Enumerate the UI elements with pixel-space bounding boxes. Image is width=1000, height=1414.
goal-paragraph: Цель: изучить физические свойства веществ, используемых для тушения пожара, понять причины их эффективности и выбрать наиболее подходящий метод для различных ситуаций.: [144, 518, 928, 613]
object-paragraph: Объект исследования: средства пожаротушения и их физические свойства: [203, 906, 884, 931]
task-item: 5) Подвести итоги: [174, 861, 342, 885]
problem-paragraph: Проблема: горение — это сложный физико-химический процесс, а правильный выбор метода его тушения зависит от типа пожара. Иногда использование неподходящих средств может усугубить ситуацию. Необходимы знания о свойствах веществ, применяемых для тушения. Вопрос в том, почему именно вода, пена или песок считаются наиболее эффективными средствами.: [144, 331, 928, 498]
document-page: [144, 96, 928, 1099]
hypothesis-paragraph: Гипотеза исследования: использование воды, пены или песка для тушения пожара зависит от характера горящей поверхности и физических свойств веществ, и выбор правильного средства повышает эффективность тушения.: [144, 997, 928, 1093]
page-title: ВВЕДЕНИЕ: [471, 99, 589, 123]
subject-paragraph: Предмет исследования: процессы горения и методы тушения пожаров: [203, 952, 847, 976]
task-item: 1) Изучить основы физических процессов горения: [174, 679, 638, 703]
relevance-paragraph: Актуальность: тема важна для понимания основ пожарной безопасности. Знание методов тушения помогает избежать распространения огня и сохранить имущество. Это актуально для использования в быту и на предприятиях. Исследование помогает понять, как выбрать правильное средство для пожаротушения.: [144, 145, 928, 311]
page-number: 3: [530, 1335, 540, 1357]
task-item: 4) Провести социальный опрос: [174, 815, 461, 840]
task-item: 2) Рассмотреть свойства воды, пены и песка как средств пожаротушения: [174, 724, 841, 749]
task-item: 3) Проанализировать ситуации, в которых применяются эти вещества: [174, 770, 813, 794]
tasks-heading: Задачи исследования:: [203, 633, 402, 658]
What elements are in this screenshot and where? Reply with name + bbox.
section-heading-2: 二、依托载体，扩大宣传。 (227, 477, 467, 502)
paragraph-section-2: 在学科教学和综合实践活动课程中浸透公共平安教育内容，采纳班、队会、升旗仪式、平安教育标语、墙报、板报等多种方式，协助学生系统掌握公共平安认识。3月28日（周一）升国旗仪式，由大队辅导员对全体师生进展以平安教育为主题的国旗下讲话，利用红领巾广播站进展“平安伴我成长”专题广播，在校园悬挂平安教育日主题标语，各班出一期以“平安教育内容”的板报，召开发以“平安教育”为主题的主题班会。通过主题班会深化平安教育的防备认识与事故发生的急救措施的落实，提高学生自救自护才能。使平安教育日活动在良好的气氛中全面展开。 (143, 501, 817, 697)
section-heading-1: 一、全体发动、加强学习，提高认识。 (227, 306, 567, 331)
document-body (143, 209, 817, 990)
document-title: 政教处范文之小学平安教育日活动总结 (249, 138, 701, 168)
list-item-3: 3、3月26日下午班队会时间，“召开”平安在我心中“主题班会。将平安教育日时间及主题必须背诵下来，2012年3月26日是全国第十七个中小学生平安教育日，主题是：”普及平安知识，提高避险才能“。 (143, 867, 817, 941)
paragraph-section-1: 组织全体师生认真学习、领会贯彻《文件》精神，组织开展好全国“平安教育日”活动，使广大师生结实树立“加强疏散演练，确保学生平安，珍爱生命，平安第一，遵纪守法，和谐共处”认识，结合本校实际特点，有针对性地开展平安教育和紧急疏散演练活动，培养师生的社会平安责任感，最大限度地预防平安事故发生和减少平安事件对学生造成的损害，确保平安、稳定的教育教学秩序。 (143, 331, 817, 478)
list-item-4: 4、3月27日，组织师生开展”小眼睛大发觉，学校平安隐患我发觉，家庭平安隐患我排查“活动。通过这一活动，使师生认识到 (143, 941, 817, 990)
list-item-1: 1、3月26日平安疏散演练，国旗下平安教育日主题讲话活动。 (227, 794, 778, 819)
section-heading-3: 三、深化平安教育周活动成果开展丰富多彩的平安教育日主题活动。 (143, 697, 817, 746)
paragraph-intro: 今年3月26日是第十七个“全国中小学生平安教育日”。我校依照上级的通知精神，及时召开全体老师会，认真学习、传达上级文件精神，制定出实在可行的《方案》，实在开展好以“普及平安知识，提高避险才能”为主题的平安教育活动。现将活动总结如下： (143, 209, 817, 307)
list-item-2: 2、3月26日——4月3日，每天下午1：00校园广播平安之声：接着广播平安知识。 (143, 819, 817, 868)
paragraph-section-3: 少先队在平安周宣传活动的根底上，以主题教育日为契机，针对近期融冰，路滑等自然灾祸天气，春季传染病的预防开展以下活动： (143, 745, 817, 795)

§

Rewrite every line of the listing above as a Markdown table with two columns, Row and Listing line. Number the rows in order and omit any blank lines.

» **Worked solution**:
| Row | Listing line |
|---|---|
| 1 | Enumerate the UI elements with pixel-space bounding boxes. Image is width=1000, height=1414. |
| 2 | goal-paragraph: Цель: изучить физические свойства веществ, используемых для тушения пожара, понять причины их эффективности и выбрать наиболее подходящий метод для различных ситуаций.: [144, 518, 928, 613] |
| 3 | object-paragraph: Объект исследования: средства пожаротушения и их физические свойства: [203, 906, 884, 931] |
| 4 | task-item: 5) Подвести итоги: [174, 861, 342, 885] |
| 5 | problem-paragraph: Проблема: горение — это сложный физико-химический процесс, а правильный выбор метода его тушения зависит от типа пожара. Иногда использование неподходящих средств может усугубить ситуацию. Необходимы знания о свойствах веществ, применяемых для тушения. Вопрос в том, почему именно вода, пена или песок считаются наиболее эффективными средствами.: [144, 331, 928, 498] |
| 6 | document-page: [144, 96, 928, 1099] |
| 7 | hypothesis-paragraph: Гипотеза исследования: использование воды, пены или песка для тушения пожара зависит от характера горящей поверхности и физических свойств веществ, и выбор правильного средства повышает эффективность тушения.: [144, 997, 928, 1093] |
| 8 | page-title: ВВЕДЕНИЕ: [471, 99, 589, 123] |
| 9 | subject-paragraph: Предмет исследования: процессы горения и методы тушения пожаров: [203, 952, 847, 976] |
| 10 | task-item: 1) Изучить основы физических процессов горения: [174, 679, 638, 703] |
| 11 | relevance-paragraph: Актуальность: тема важна для понимания основ пожарной безопасности. Знание методов тушения помогает избежать распространения огня и сохранить имущество. Это актуально для использования в быту и на предприятиях. Исследование помогает понять, как выбрать правильное средство для пожаротушения.: [144, 145, 928, 311] |
| 12 | page-number: 3: [530, 1335, 540, 1357] |
| 13 | task-item: 4) Провести социальный опрос: [174, 815, 461, 840] |
| 14 | task-item: 2) Рассмотреть свойства воды, пены и песка как средств пожаротушения: [174, 724, 841, 749] |
| 15 | task-item: 3) Проанализировать ситуации, в которых применяются эти вещества: [174, 770, 813, 794] |
| 16 | tasks-heading: Задачи исследования:: [203, 633, 402, 658] |
| 17 | What elements are in this screenshot and where? Reply with name + bbox. |
| 18 | section-heading-2: 二、依托载体，扩大宣传。 (227, 477, 467, 502) |
| 19 | paragraph-section-2: 在学科教学和综合实践活动课程中浸透公共平安教育内容，采纳班、队会、升旗仪式、平安教育标语、墙报、板报等多种方式，协助学生系统掌握公共平安认识。3月28日（周一）升国旗仪式，由大队辅导员对全体师生进展以平安教育为主题的国旗下讲话，利用红领巾广播站进展“平安伴我成长”专题广播，在校园悬挂平安教育日主题标语，各班出一期以“平安教育内容”的板报，召开发以“平安教育”为主题的主题班会。通过主题班会深化平安教育的防备认识与事故发生的急救措施的落实，提高学生自救自护才能。使平安教育日活动在良好的气氛中全面展开。 (143, 501, 817, 697) |
| 20 | section-heading-1: 一、全体发动、加强学习，提高认识。 (227, 306, 567, 331) |
| 21 | document-body (143, 209, 817, 990) |
| 22 | document-title: 政教处范文之小学平安教育日活动总结 (249, 138, 701, 168) |
| 23 | list-item-3: 3、3月26日下午班队会时间，“召开”平安在我心中“主题班会。将平安教育日时间及主题必须背诵下来，2012年3月26日是全国第十七个中小学生平安教育日，主题是：”普及平安知识，提高避险才能“。 (143, 867, 817, 941) |
| 24 | paragraph-section-1: 组织全体师生认真学习、领会贯彻《文件》精神，组织开展好全国“平安教育日”活动，使广大师生结实树立“加强疏散演练，确保学生平安，珍爱生命，平安第一，遵纪守法，和谐共处”认识，结合本校实际特点，有针对性地开展平安教育和紧急疏散演练活动，培养师生的社会平安责任感，最大限度地预防平安事故发生和减少平安事件对学生造成的损害，确保平安、稳定的教育教学秩序。 (143, 331, 817, 478) |
| 25 | list-item-4: 4、3月27日，组织师生开展”小眼睛大发觉，学校平安隐患我发觉，家庭平安隐患我排查“活动。通过这一活动，使师生认识到 (143, 941, 817, 990) |
| 26 | list-item-1: 1、3月26日平安疏散演练，国旗下平安教育日主题讲话活动。 (227, 794, 778, 819) |
| 27 | section-heading-3: 三、深化平安教育周活动成果开展丰富多彩的平安教育日主题活动。 (143, 697, 817, 746) |
| 28 | paragraph-intro: 今年3月26日是第十七个“全国中小学生平安教育日”。我校依照上级的通知精神，及时召开全体老师会，认真学习、传达上级文件精神，制定出实在可行的《方案》，实在开展好以“普及平安知识，提高避险才能”为主题的平安教育活动。现将活动总结如下： (143, 209, 817, 307) |
| 29 | list-item-2: 2、3月26日——4月3日，每天下午1：00校园广播平安之声：接着广播平安知识。 (143, 819, 817, 868) |
| 30 | paragraph-section-3: 少先队在平安周宣传活动的根底上，以主题教育日为契机，针对近期融冰，路滑等自然灾祸天气，春季传染病的预防开展以下活动： (143, 745, 817, 795) |